**BRIEF**
Output every record below exactly as it appears.

**MATERIAL PROVIDED**
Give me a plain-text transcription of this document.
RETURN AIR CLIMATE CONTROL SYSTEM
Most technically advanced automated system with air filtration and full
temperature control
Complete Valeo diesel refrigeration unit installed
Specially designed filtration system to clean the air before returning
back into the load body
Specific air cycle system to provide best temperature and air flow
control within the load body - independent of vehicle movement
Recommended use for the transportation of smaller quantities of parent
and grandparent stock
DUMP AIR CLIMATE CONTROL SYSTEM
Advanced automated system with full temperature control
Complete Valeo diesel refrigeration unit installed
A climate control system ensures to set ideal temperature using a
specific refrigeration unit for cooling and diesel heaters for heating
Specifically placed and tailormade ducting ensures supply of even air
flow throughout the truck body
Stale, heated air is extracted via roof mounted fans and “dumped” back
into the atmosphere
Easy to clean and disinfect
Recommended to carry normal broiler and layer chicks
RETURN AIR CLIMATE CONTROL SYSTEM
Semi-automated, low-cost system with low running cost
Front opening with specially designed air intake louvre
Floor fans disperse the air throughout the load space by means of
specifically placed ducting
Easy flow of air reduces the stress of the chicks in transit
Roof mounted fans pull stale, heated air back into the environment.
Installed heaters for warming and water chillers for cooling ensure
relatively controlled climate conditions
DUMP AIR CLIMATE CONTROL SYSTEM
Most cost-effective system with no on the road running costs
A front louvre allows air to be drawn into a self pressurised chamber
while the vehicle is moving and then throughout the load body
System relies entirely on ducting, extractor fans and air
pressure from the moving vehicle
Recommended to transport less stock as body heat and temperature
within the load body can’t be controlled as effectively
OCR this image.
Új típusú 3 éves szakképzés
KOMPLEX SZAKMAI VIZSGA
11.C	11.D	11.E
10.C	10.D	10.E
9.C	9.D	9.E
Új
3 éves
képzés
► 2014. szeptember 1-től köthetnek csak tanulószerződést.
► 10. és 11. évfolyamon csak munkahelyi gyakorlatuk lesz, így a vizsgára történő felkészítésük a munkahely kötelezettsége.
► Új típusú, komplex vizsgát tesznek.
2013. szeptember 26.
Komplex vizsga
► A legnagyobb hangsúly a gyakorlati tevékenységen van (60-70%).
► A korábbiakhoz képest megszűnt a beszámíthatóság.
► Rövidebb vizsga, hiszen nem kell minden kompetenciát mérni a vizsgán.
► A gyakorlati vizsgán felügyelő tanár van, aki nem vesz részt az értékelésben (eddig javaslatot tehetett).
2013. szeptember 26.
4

**RESULT OF THE TASK**
Give me a plain-text transcription of this document.
RETURN AIR CLIMATE CONTROL SYSTEM
Most technically advanced automated system with air filtration and full
temperature control
Complete Valeo diesel refrigeration unit installed
Specially designed filtration system to clean the air before returning
back into the load body
Specific air cycle system to provide best temperature and air flow
control within the load body - independent of vehicle movement
Recommended use for the transportation of smaller quantities of parent
and grandparent stock
DUMP AIR CLIMATE CONTROL SYSTEM
Advanced automated system with full temperature control
Complete Valeo diesel refrigeration unit installed
A climate control system ensures to set ideal temperature using a
specific refrigeration unit for cooling and diesel heaters for heating
Specifically placed and tailormade ducting ensures supply of even air
flow throughout the truck body
Stale, heated air is extracted via roof mounted fans and “dumped” back
into the atmosphere
Easy to clean and disinfect
Recommended to carry normal broiler and layer chicks
RETURN AIR CLIMATE CONTROL SYSTEM
Semi-automated, low-cost system with low running cost
Front opening with specially designed air intake louvre
Floor fans disperse the air throughout the load space by means of
specifically placed ducting
Easy flow of air reduces the stress of the chicks in transit
Roof mounted fans pull stale, heated air back into the environment.
Installed heaters for warming and water chillers for cooling ensure
relatively controlled climate conditions
DUMP AIR CLIMATE CONTROL SYSTEM
Most cost-effective system with no on the road running costs
A front louvre allows air to be drawn into a self pressurised chamber
while the vehicle is moving and then throughout the load body
System relies entirely on ducting, extractor fans and air
pressure from the moving vehicle
Recommended to transport less stock as body heat and temperature
within the load body can’t be controlled as effectively
OCR this image.
Új típusú 3 éves szakképzés
KOMPLEX SZAKMAI VIZSGA
11.C	11.D	11.E
10.C	10.D	10.E
9.C	9.D	9.E
Új
3 éves
képzés
► 2014. szeptember 1-től köthetnek csak tanulószerződést.
► 10. és 11. évfolyamon csak munkahelyi gyakorlatuk lesz, így a vizsgára történő felkészítésük a munkahely kötelezettsége.
► Új típusú, komplex vizsgát tesznek.
2013. szeptember 26.
Komplex vizsga
► A legnagyobb hangsúly a gyakorlati tevékenységen van (60-70%).
► A korábbiakhoz képest megszűnt a beszámíthatóság.
► Rövidebb vizsga, hiszen nem kell minden kompetenciát mérni a vizsgán.
► A gyakorlati vizsgán felügyelő tanár van, aki nem vesz részt az értékelésben (eddig javaslatot tehetett).
2013. szeptember 26.
4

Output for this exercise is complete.